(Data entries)

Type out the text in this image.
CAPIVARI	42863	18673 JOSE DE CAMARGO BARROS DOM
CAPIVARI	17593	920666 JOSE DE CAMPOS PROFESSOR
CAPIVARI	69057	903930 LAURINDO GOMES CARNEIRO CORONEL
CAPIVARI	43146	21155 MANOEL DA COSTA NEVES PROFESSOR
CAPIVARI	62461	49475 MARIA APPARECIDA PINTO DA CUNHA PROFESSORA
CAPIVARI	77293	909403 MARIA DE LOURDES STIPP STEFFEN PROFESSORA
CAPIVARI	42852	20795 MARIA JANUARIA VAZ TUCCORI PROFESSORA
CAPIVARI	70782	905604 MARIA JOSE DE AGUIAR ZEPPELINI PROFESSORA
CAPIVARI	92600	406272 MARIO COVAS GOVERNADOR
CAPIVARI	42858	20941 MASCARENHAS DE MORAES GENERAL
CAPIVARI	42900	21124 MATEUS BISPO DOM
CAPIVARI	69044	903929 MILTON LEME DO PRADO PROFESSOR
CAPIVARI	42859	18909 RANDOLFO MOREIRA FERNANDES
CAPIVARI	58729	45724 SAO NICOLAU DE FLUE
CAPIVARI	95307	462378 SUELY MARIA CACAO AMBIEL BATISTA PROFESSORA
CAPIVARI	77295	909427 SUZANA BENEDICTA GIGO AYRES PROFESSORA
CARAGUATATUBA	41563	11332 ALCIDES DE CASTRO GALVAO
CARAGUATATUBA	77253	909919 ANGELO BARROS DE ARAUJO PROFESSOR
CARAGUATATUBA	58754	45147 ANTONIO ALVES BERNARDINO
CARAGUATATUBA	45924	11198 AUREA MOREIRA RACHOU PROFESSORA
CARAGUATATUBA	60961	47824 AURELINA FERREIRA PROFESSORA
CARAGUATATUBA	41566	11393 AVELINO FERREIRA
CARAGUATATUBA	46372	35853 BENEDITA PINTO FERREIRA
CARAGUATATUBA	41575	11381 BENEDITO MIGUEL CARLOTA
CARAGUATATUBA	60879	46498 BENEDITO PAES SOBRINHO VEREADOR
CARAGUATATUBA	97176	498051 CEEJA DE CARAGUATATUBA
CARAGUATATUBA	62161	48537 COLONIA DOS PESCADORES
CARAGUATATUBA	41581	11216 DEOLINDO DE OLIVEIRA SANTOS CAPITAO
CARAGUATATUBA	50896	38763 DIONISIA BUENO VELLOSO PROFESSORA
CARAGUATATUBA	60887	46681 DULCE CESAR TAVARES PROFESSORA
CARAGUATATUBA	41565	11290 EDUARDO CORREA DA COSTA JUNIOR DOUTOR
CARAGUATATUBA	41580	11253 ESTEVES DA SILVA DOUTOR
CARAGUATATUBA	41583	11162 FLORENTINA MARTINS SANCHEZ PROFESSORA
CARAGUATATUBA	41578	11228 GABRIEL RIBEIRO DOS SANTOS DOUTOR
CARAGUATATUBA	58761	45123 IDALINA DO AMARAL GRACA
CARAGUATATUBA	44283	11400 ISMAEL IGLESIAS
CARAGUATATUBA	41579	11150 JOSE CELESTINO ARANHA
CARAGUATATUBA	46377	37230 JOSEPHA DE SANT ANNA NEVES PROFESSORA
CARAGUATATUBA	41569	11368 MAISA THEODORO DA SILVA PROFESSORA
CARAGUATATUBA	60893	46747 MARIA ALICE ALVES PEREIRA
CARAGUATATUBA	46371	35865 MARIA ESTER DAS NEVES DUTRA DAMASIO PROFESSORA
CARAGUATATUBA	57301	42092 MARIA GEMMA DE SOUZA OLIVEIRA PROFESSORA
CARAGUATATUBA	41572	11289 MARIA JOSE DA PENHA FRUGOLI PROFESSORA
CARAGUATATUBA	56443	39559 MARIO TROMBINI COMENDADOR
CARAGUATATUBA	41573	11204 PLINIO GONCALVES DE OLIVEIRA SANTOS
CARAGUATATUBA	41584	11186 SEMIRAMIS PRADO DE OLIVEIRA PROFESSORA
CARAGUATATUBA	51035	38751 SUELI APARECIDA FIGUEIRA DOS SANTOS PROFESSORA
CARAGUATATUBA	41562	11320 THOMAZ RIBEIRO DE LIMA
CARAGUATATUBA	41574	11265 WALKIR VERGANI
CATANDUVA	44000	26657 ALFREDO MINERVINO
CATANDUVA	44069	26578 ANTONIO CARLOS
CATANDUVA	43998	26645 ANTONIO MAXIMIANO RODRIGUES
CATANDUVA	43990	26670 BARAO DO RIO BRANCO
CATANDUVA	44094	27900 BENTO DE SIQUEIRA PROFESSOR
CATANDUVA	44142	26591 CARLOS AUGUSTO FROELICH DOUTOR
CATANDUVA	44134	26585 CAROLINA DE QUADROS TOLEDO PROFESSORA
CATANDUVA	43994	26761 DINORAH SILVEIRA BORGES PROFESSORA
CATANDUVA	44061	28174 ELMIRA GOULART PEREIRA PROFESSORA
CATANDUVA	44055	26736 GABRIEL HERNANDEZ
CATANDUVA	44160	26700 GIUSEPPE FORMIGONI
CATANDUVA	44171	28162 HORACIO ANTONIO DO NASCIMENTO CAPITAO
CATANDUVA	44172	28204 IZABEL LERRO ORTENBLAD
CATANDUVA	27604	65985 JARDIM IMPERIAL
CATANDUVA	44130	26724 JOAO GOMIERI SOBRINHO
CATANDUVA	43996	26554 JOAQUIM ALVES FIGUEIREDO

▶ [Task details]:
Tally the lines of the records holding the word "NEVES", then state only the tally.

▶ [Answer to this task]:
3